[Data entries]
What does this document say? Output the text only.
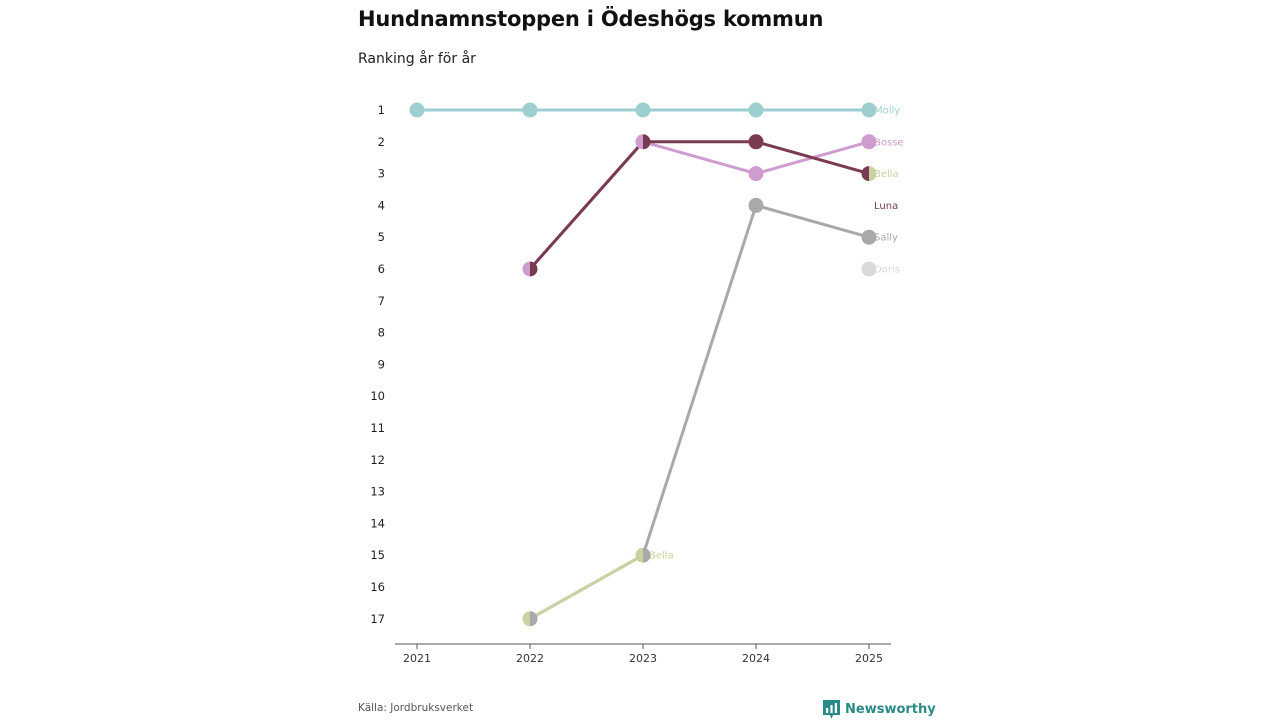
Hundnamnstoppen i Ödeshögs kommun

Ranking år för år

1
2
3
4
5
6
7
8
9
10
11
12
13
14
15
16
17
2021	2022	2023	2024	2025
Molly
Bosse
Bella
Luna
Sally
Doris
Bella
Källa: Jordbruksverket	Newsworthy
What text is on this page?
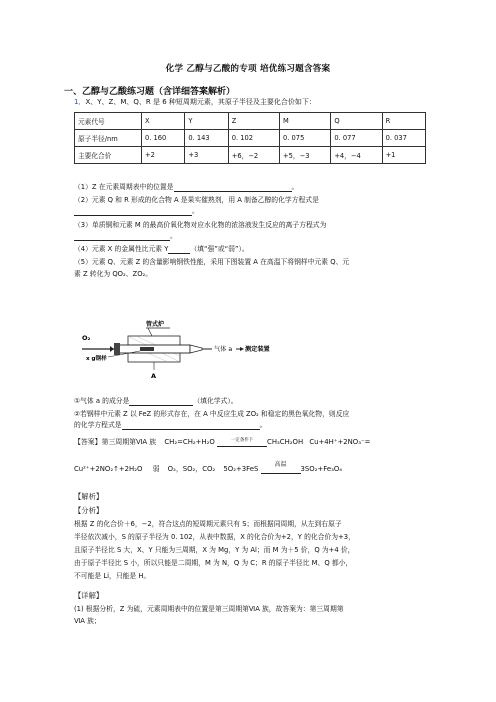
化学 乙醇与乙酸的专项 培优练习题含答案
一、乙醇与乙酸练习题（含详细答案解析）
1．X、Y、Z、M、Q、R 是 6 种短周期元素，其原子半径及主要化合价如下：
元素代号	X	Y	Z	M	Q	R
原子半径/nm	0. 160	0. 143	0. 102	0. 075	0. 077	0. 037
主要化合价	+2	+3	+6，−2	+5，−3	+4，−4	+1
（1）Z 在元素周期表中的位置是	。
（2）元素 Q 和 R 形成的化合物 A 是果实催熟剂，用 A 制备乙醇的化学方程式是
。
（3）单质铜和元素 M 的最高价氧化物对应水化物的浓溶液发生反应的离子方程式为
。
（4）元素 X 的金属性比元素 Y	（填“强”或“弱”）。
（5）元素 Q、元素 Z 的含量影响钢铁性能，采用下图装置 A 在高温下将钢样中元素 Q、元
素 Z 转化为 QO₂、ZO₂。
管式炉
O₂
x g钢样
气体 a 测定装置
A
①气体 a 的成分是	（填化学式）。
②若钢样中元素 Z 以 FeZ 的形式存在，在 A 中反应生成 ZO₂ 和稳定的黑色氧化物，则反应
的化学方程式是	。
【答案】第三周期第ⅥA 族 CH₂=CH₂+H₂O	一定条件下	CH₃CH₂OH Cu+4H⁺+2NO₃⁻=
Cu²⁺+2NO₂↑+2H₂O 弱 O₂，SO₂，CO₂ 5O₂+3FeS
高温
3SO₂+Fe₃O₄
【解析】
【分析】
根据 Z 的化合价＋6，−2，符合这点的短周期元素只有 S；而根据同周期，从左到右原子
半径依次减小，S 的原子半径为 0. 102，从表中数据，X 的化合价为+2，Y 的化合价为+3，
且原子半径比 S 大，X、Y 只能为三周期，X 为 Mg，Y 为 Al；而 M 为＋5 价，Q 为+4 价，
由于原子半径比 S 小，所以只能是二周期，M 为 N，Q 为 C；R 的原子半径比 M、Q 都小，
不可能是 Li，只能是 H。
【详解】
(1) 根据分析，Z 为硫，元素周期表中的位置是第三周期第ⅥA 族，故答案为：第三周期第
ⅥA 族；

**EXERCISE DIRECTIONS**
Repeat the records above exactly, leaving out any pictures they contain.

**REPLY TO THE EXERCISE**
What does this document say? Output the text only.
Hundnamnstoppen i Ödeshögs kommun

Ranking år för år

1
2
3
4
5
6
7
8
9
10
11
12
13
14
15
16
17
2021	2022	2023	2024	2025
Molly
Bosse
Bella
Luna
Sally
Doris
Bella
Källa: Jordbruksverket	Newsworthy
What text is on this page?
化学 乙醇与乙酸的专项 培优练习题含答案
一、乙醇与乙酸练习题（含详细答案解析）
1．X、Y、Z、M、Q、R 是 6 种短周期元素，其原子半径及主要化合价如下：
元素代号	X	Y	Z	M	Q	R
原子半径/nm	0. 160	0. 143	0. 102	0. 075	0. 077	0. 037
主要化合价	+2	+3	+6，−2	+5，−3	+4，−4	+1
（1）Z 在元素周期表中的位置是	。
（2）元素 Q 和 R 形成的化合物 A 是果实催熟剂，用 A 制备乙醇的化学方程式是
。
（3）单质铜和元素 M 的最高价氧化物对应水化物的浓溶液发生反应的离子方程式为
。
（4）元素 X 的金属性比元素 Y	（填“强”或“弱”）。
（5）元素 Q、元素 Z 的含量影响钢铁性能，采用下图装置 A 在高温下将钢样中元素 Q、元
素 Z 转化为 QO₂、ZO₂。
管式炉
O₂
x g钢样
气体 a 测定装置
A
①气体 a 的成分是	（填化学式）。
②若钢样中元素 Z 以 FeZ 的形式存在，在 A 中反应生成 ZO₂ 和稳定的黑色氧化物，则反应
的化学方程式是	。
【答案】第三周期第ⅥA 族 CH₂=CH₂+H₂O	一定条件下	CH₃CH₂OH Cu+4H⁺+2NO₃⁻=
Cu²⁺+2NO₂↑+2H₂O 弱 O₂，SO₂，CO₂ 5O₂+3FeS
高温
3SO₂+Fe₃O₄
【解析】
【分析】
根据 Z 的化合价＋6，−2，符合这点的短周期元素只有 S；而根据同周期，从左到右原子
半径依次减小，S 的原子半径为 0. 102，从表中数据，X 的化合价为+2，Y 的化合价为+3，
且原子半径比 S 大，X、Y 只能为三周期，X 为 Mg，Y 为 Al；而 M 为＋5 价，Q 为+4 价，
由于原子半径比 S 小，所以只能是二周期，M 为 N，Q 为 C；R 的原子半径比 M、Q 都小，
不可能是 Li，只能是 H。
【详解】
(1) 根据分析，Z 为硫，元素周期表中的位置是第三周期第ⅥA 族，故答案为：第三周期第
ⅥA 族；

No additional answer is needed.